WHAT IS NEEDED: State how many lines of the records contain the string "Players", and give no other information.

Rows from a figure dataset:
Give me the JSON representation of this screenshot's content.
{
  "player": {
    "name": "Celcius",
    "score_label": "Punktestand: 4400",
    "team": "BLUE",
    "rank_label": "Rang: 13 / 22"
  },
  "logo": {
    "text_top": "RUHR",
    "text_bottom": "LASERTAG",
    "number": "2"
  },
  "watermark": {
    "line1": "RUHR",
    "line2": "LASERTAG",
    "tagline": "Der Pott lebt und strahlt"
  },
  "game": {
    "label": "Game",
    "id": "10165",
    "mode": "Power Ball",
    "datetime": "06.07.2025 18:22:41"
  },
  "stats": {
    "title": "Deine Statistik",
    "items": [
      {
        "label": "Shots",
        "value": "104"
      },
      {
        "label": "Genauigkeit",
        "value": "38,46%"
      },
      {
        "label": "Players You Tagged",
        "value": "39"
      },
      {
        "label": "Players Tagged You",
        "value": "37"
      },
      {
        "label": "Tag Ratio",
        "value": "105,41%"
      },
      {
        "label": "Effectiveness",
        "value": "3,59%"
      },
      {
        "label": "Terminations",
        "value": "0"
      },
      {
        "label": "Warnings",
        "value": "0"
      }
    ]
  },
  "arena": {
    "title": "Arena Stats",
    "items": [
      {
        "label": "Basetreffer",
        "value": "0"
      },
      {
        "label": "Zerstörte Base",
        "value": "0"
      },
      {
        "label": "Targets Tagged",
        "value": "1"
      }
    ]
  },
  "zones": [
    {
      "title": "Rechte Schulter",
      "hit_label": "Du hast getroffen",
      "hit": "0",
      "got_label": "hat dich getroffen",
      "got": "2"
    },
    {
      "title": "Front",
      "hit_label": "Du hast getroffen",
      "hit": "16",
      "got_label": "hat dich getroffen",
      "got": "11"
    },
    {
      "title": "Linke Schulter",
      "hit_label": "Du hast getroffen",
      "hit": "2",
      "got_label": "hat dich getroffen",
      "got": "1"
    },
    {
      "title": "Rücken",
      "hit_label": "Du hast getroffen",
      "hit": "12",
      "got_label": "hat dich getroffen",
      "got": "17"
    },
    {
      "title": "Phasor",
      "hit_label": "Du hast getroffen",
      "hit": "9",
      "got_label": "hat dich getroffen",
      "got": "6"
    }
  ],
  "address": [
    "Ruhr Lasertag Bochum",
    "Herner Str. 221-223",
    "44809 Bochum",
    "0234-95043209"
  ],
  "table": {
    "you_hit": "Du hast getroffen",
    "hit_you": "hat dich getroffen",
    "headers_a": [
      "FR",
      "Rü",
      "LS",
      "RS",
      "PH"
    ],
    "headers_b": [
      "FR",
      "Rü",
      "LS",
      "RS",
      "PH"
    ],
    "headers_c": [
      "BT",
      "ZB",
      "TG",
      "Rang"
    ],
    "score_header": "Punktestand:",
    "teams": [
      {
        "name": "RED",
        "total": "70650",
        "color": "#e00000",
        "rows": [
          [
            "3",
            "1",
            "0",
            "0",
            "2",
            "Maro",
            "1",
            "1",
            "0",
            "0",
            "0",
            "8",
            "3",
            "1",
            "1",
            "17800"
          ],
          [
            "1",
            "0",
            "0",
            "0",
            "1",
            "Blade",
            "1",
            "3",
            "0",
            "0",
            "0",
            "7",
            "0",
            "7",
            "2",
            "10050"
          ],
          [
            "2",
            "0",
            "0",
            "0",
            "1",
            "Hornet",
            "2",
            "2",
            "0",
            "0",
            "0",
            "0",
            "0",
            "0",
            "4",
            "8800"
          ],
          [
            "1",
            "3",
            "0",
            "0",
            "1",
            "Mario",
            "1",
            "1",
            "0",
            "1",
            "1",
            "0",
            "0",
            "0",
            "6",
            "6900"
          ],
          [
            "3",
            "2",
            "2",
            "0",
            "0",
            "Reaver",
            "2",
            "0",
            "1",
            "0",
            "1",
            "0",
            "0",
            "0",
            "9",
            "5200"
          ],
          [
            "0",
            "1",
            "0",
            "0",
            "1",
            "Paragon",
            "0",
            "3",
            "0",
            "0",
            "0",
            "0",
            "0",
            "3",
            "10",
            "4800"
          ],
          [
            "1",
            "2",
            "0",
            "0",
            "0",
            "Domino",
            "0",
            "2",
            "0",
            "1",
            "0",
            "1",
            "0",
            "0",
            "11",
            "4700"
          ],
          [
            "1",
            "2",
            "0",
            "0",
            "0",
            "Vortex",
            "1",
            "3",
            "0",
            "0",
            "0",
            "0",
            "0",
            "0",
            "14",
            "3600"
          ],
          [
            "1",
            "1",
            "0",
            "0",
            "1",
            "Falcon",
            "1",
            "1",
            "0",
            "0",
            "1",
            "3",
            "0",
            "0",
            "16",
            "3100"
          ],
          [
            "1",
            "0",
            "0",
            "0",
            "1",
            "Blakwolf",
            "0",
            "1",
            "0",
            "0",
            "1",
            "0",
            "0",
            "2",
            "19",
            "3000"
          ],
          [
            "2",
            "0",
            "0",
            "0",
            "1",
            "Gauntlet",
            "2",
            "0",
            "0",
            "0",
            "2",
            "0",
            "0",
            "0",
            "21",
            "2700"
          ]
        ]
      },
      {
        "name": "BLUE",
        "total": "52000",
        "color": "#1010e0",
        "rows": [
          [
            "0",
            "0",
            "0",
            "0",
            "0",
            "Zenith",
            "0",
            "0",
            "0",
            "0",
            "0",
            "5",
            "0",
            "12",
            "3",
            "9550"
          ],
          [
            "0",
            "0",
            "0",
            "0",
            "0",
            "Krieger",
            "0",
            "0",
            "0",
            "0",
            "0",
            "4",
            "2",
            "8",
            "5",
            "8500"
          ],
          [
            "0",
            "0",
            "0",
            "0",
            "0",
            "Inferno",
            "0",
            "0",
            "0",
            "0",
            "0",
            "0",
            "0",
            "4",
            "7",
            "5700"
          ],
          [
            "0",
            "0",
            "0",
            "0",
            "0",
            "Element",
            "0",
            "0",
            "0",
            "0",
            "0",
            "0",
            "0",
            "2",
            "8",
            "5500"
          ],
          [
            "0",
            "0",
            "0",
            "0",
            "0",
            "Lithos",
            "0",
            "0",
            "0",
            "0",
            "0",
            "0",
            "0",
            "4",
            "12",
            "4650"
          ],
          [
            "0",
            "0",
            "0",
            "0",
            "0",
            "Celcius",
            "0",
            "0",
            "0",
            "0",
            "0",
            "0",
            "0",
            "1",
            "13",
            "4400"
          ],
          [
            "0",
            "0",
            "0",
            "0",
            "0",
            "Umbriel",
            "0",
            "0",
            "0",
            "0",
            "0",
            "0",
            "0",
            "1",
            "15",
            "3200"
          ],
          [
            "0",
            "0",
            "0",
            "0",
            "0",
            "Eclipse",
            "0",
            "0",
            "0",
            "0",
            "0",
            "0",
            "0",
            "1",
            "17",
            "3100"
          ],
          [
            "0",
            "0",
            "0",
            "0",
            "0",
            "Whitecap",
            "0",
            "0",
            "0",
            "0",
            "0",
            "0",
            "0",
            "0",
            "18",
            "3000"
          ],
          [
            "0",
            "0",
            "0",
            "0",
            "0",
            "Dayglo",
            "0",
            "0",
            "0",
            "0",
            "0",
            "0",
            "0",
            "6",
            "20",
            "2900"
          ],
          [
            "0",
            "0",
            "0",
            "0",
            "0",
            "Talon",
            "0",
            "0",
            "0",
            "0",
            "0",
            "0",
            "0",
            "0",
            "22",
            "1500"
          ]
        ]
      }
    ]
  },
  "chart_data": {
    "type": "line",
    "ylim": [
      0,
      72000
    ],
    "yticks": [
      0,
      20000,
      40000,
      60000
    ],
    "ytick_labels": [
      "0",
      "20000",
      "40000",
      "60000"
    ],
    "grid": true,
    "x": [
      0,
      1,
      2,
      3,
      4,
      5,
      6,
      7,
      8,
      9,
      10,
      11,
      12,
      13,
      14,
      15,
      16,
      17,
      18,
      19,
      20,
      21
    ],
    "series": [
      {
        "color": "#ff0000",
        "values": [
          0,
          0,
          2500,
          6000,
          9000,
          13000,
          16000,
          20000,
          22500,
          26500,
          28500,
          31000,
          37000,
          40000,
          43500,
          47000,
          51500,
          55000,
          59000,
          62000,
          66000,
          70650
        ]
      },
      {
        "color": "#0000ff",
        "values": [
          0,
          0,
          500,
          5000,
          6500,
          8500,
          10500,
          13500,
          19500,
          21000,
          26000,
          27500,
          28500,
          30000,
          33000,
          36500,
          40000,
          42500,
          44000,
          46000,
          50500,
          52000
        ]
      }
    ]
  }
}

OUTPUT: 2